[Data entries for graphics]
----------------

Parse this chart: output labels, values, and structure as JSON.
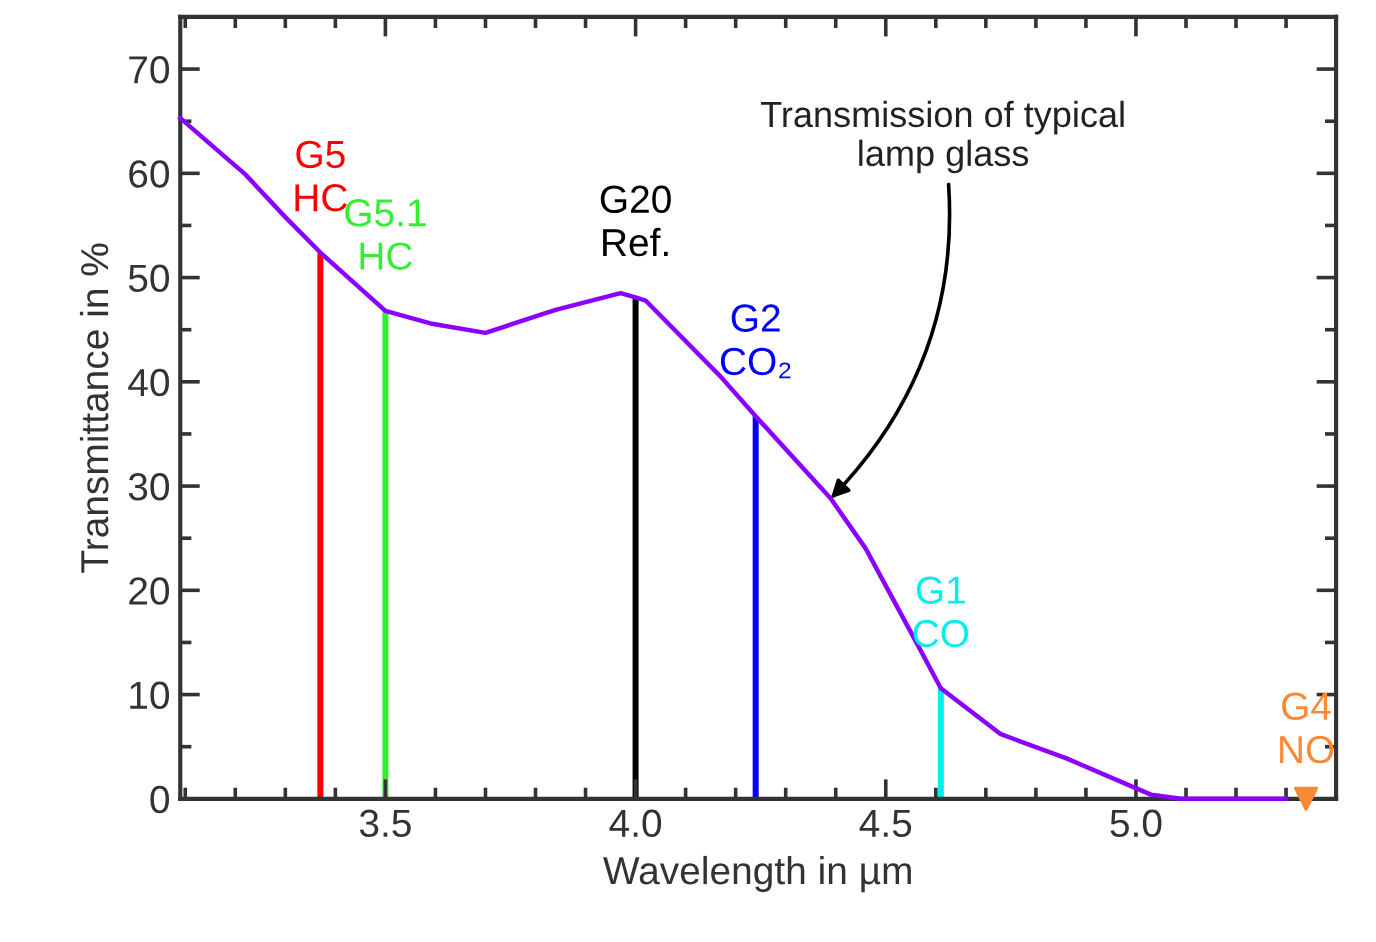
{
  "chart_data": {
    "type": "line",
    "xlabel": "Wavelength in µm",
    "ylabel": "Transmittance in %",
    "xlim": [
      3.09,
      5.4
    ],
    "ylim": [
      0,
      75
    ],
    "xticks": [
      3.5,
      {
        "value": 4.0,
        "label": "4.0"
      },
      {
        "value": 5.0,
        "label": "5.0"
      },
      4.5
    ],
    "yticks": [
      0,
      10,
      20,
      30,
      40,
      50,
      60,
      70
    ],
    "grid": false,
    "legend": false,
    "series": [
      {
        "color": "#8b00ff",
        "x": [
          3.09,
          3.22,
          3.3,
          3.37,
          3.5,
          3.59,
          3.7,
          3.84,
          3.97,
          4.0,
          4.02,
          4.17,
          4.24,
          4.39,
          4.46,
          4.56,
          4.61,
          4.73,
          4.86,
          5.03,
          5.09,
          5.3
        ],
        "values": [
          65.3,
          59.9,
          55.8,
          52.4,
          46.8,
          45.6,
          44.7,
          46.9,
          48.5,
          48.1,
          47.8,
          40.5,
          36.7,
          28.8,
          24.0,
          15.1,
          10.6,
          6.2,
          3.9,
          0.4,
          0,
          0
        ]
      },
      {
        "type": "bar",
        "name": "G5\nHC",
        "color": "#ff0000",
        "x": [
          3.37
        ],
        "values": [
          52.4
        ]
      },
      {
        "type": "bar",
        "name": "G5.1\nHC",
        "color": "#33ee33",
        "x": [
          3.5
        ],
        "values": [
          46.8
        ]
      },
      {
        "type": "bar",
        "name": "G20\nRef.",
        "color": "#000000",
        "x": [
          4.0
        ],
        "values": [
          48.1
        ]
      },
      {
        "type": "bar",
        "name": "G2\nCO₂",
        "color": "#0000ff",
        "x": [
          4.24
        ],
        "values": [
          36.7
        ]
      },
      {
        "type": "bar",
        "name": "G1\nCO",
        "color": "#00eeee",
        "x": [
          4.61
        ],
        "values": [
          10.6
        ]
      },
      {
        "type": "scatter",
        "marker": "triangle",
        "name": "G4\nNO",
        "color": "#ff8833",
        "x": [
          5.34
        ],
        "values": [
          0
        ]
      }
    ],
    "annotations": [
      {
        "text": "Transmission of typical\nlamp glass",
        "x": 4.39,
        "y": 28.8
      }
    ]
  }
}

----------------

• [EXERCISE PROMPT]:
Find every line above that contains the word "color", and return each one.

• [SOLUTION FOR THIS EXERCISE]:
        "color": "#8b00ff",
        "color": "#ff0000",
        "color": "#33ee33",
        "color": "#000000",
        "color": "#0000ff",
        "color": "#00eeee",
        "color": "#ff8833",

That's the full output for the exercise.